Material.
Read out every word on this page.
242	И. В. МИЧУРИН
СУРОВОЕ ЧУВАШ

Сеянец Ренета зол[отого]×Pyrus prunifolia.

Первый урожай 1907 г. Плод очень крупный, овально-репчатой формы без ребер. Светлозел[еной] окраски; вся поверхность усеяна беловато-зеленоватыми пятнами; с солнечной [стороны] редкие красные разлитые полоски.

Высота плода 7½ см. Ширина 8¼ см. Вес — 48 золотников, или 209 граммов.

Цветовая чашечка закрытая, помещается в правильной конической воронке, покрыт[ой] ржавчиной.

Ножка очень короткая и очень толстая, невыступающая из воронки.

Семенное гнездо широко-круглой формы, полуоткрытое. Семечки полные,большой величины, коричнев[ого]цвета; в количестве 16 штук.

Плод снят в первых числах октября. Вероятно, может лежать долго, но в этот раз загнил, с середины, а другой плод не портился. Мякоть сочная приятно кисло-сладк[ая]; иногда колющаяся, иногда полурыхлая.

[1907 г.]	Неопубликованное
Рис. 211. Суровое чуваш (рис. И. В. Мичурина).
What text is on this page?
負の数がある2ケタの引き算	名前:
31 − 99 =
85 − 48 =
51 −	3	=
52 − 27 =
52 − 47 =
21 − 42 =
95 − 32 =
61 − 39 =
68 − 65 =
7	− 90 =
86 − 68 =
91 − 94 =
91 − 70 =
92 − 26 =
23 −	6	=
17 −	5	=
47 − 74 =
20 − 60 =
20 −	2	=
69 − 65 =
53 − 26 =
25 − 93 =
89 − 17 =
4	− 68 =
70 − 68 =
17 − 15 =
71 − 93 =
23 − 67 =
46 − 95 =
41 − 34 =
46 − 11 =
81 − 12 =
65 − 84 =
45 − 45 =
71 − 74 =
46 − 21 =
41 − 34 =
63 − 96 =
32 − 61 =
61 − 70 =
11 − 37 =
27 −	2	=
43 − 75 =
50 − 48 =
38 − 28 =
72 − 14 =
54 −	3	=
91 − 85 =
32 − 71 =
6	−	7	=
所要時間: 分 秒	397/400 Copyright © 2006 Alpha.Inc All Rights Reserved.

Exercise description.
Using the entries above, please restate each one word for word.

Solution.
Read out every word on this page.
242	И. В. МИЧУРИН
СУРОВОЕ ЧУВАШ

Сеянец Ренета зол[отого]×Pyrus prunifolia.

Первый урожай 1907 г. Плод очень крупный, овально-репчатой формы без ребер. Светлозел[еной] окраски; вся поверхность усеяна беловато-зеленоватыми пятнами; с солнечной [стороны] редкие красные разлитые полоски.

Высота плода 7½ см. Ширина 8¼ см. Вес — 48 золотников, или 209 граммов.

Цветовая чашечка закрытая, помещается в правильной конической воронке, покрыт[ой] ржавчиной.

Ножка очень короткая и очень толстая, невыступающая из воронки.

Семенное гнездо широко-круглой формы, полуоткрытое. Семечки полные,большой величины, коричнев[ого]цвета; в количестве 16 штук.

Плод снят в первых числах октября. Вероятно, может лежать долго, но в этот раз загнил, с середины, а другой плод не портился. Мякоть сочная приятно кисло-сладк[ая]; иногда колющаяся, иногда полурыхлая.

[1907 г.]	Неопубликованное
Рис. 211. Суровое чуваш (рис. И. В. Мичурина).
What text is on this page?
負の数がある2ケタの引き算	名前:
31 − 99 =
85 − 48 =
51 −	3	=
52 − 27 =
52 − 47 =
21 − 42 =
95 − 32 =
61 − 39 =
68 − 65 =
7	− 90 =
86 − 68 =
91 − 94 =
91 − 70 =
92 − 26 =
23 −	6	=
17 −	5	=
47 − 74 =
20 − 60 =
20 −	2	=
69 − 65 =
53 − 26 =
25 − 93 =
89 − 17 =
4	− 68 =
70 − 68 =
17 − 15 =
71 − 93 =
23 − 67 =
46 − 95 =
41 − 34 =
46 − 11 =
81 − 12 =
65 − 84 =
45 − 45 =
71 − 74 =
46 − 21 =
41 − 34 =
63 − 96 =
32 − 61 =
61 − 70 =
11 − 37 =
27 −	2	=
43 − 75 =
50 − 48 =
38 − 28 =
72 − 14 =
54 −	3	=
91 − 85 =
32 − 71 =
6	−	7	=
所要時間: 分 秒	397/400 Copyright © 2006 Alpha.Inc All Rights Reserved.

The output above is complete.